• Stated exercise:
Quote every line of the data below as it stands, omitting pictures.

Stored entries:
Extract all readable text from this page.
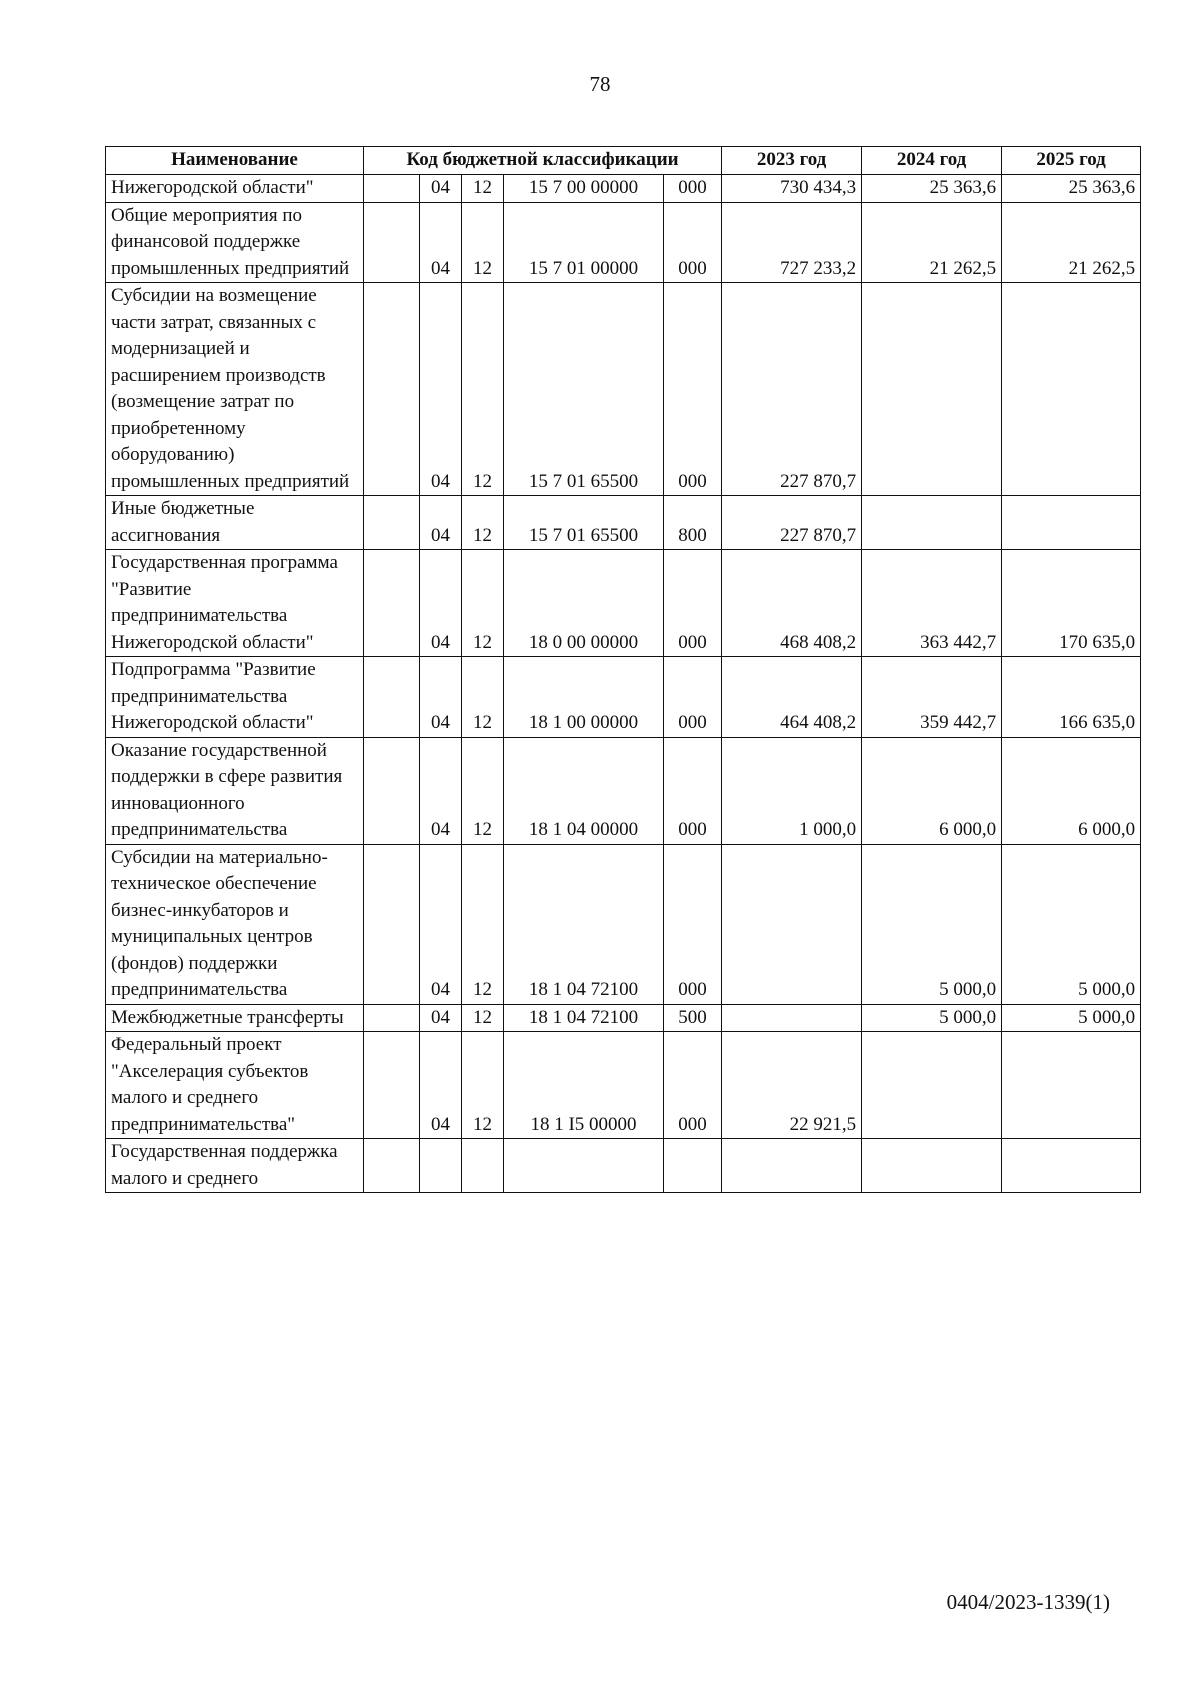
78
Наименование	Код бюджетной классификации					2023 год	2024 год	2025 год
Нижегородской области"		04	12	15 7 00 00000	000	730 434,3	25 363,6	25 363,6
Общие мероприятия по финансовой поддержке промышленных предприятий		04	12	15 7 01 00000	000	727 233,2	21 262,5	21 262,5
Субсидии на возмещение части затрат, связанных с модернизацией и расширением производств (возмещение затрат по приобретенному оборудованию) промышленных предприятий		04	12	15 7 01 65500	000	227 870,7		
Иные бюджетные ассигнования		04	12	15 7 01 65500	800	227 870,7		
Государственная программа "Развитие предпринимательства Нижегородской области"		04	12	18 0 00 00000	000	468 408,2	363 442,7	170 635,0
Подпрограмма "Развитие предпринимательства Нижегородской области"		04	12	18 1 00 00000	000	464 408,2	359 442,7	166 635,0
Оказание государственной поддержки в сфере развития инновационного предпринимательства		04	12	18 1 04 00000	000	1 000,0	6 000,0	6 000,0
Субсидии на материально-техническое обеспечение бизнес-инкубаторов и муниципальных центров (фондов) поддержки предпринимательства		04	12	18 1 04 72100	000		5 000,0	5 000,0
Межбюджетные трансферты		04	12	18 1 04 72100	500		5 000,0	5 000,0
Федеральный проект "Акселерация субъектов малого и среднего предпринимательства"		04	12	18 1 I5 00000	000	22 921,5		
Государственная поддержка малого и среднего								
0404/2023-1339(1)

• Final answer:
Extract all readable text from this page.
78
Наименование	Код бюджетной классификации					2023 год	2024 год	2025 год
Нижегородской области"		04	12	15 7 00 00000	000	730 434,3	25 363,6	25 363,6
Общие мероприятия по финансовой поддержке промышленных предприятий		04	12	15 7 01 00000	000	727 233,2	21 262,5	21 262,5
Субсидии на возмещение части затрат, связанных с модернизацией и расширением производств (возмещение затрат по приобретенному оборудованию) промышленных предприятий		04	12	15 7 01 65500	000	227 870,7		
Иные бюджетные ассигнования		04	12	15 7 01 65500	800	227 870,7		
Государственная программа "Развитие предпринимательства Нижегородской области"		04	12	18 0 00 00000	000	468 408,2	363 442,7	170 635,0
Подпрограмма "Развитие предпринимательства Нижегородской области"		04	12	18 1 00 00000	000	464 408,2	359 442,7	166 635,0
Оказание государственной поддержки в сфере развития инновационного предпринимательства		04	12	18 1 04 00000	000	1 000,0	6 000,0	6 000,0
Субсидии на материально-техническое обеспечение бизнес-инкубаторов и муниципальных центров (фондов) поддержки предпринимательства		04	12	18 1 04 72100	000		5 000,0	5 000,0
Межбюджетные трансферты		04	12	18 1 04 72100	500		5 000,0	5 000,0
Федеральный проект "Акселерация субъектов малого и среднего предпринимательства"		04	12	18 1 I5 00000	000	22 921,5		
Государственная поддержка малого и среднего								
0404/2023-1339(1)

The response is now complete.